(What the task requires) Restate each of the lines below word for word and drop every picture.

(Supplied entries)
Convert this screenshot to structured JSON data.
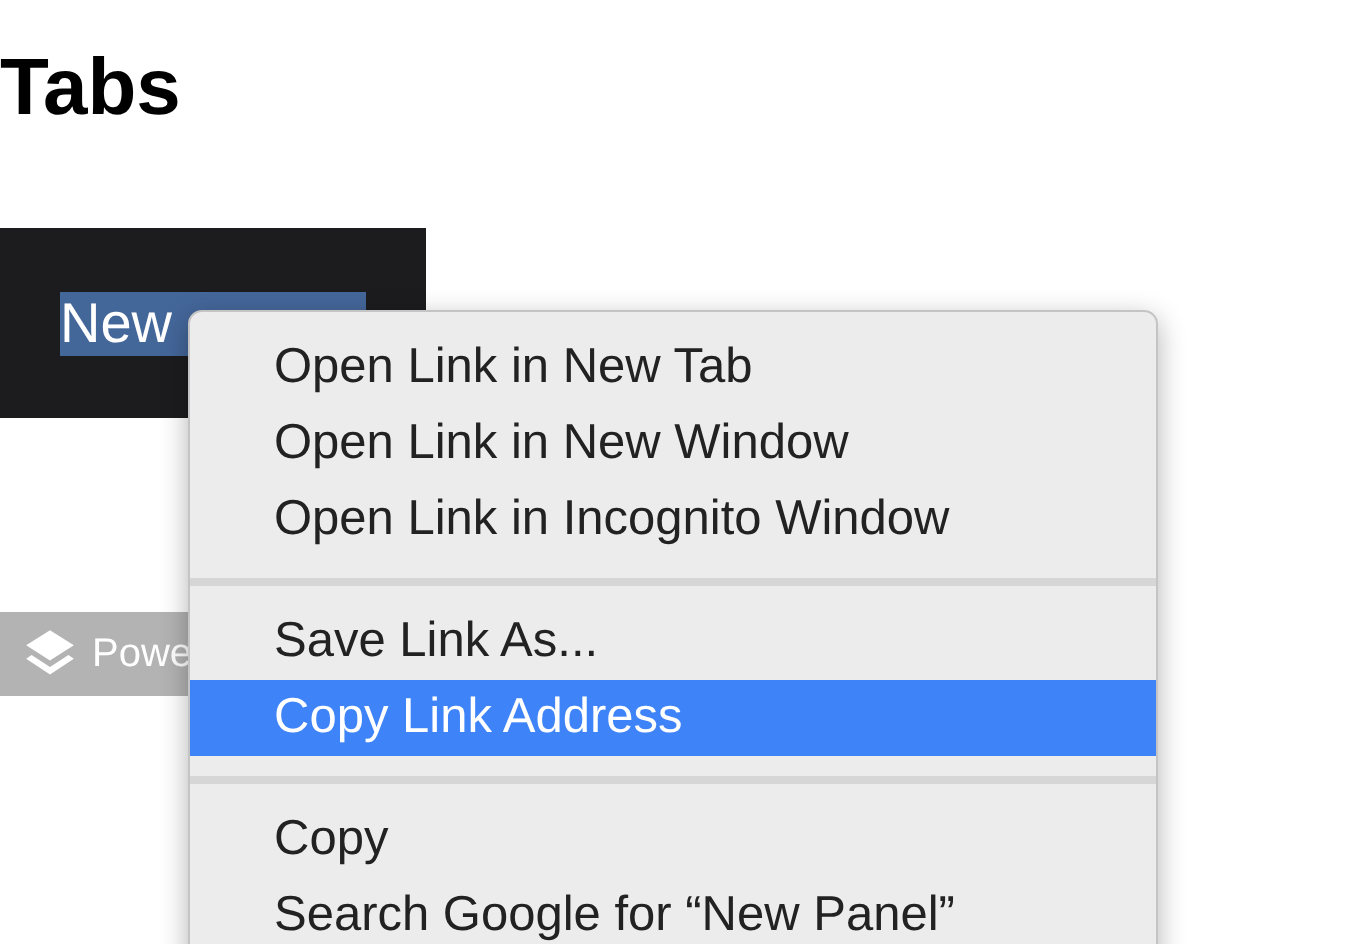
{
  "heading": "Tabs",
  "panel": {
    "tab_label": "New",
    "selected": true
  },
  "badge": {
    "label": "Powe"
  },
  "context_menu": {
    "items": [
      {
        "kind": "item",
        "label": "Open Link in New Tab",
        "selected": false
      },
      {
        "kind": "item",
        "label": "Open Link in New Window",
        "selected": false
      },
      {
        "kind": "item",
        "label": "Open Link in Incognito Window",
        "selected": false
      },
      {
        "kind": "separator"
      },
      {
        "kind": "item",
        "label": "Save Link As...",
        "selected": false
      },
      {
        "kind": "item",
        "label": "Copy Link Address",
        "selected": true
      },
      {
        "kind": "separator"
      },
      {
        "kind": "item",
        "label": "Copy",
        "selected": false
      },
      {
        "kind": "item",
        "label": "Search Google for “New Panel”",
        "selected": false
      }
    ]
  }
}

(Reply to the task)
Convert this screenshot to structured JSON data.
{
  "heading": "Tabs",
  "panel": {
    "tab_label": "New",
    "selected": true
  },
  "badge": {
    "label": "Powe"
  },
  "context_menu": {
    "items": [
      {
        "kind": "item",
        "label": "Open Link in New Tab",
        "selected": false
      },
      {
        "kind": "item",
        "label": "Open Link in New Window",
        "selected": false
      },
      {
        "kind": "item",
        "label": "Open Link in Incognito Window",
        "selected": false
      },
      {
        "kind": "separator"
      },
      {
        "kind": "item",
        "label": "Save Link As...",
        "selected": false
      },
      {
        "kind": "item",
        "label": "Copy Link Address",
        "selected": true
      },
      {
        "kind": "separator"
      },
      {
        "kind": "item",
        "label": "Copy",
        "selected": false
      },
      {
        "kind": "item",
        "label": "Search Google for “New Panel”",
        "selected": false
      }
    ]
  }
}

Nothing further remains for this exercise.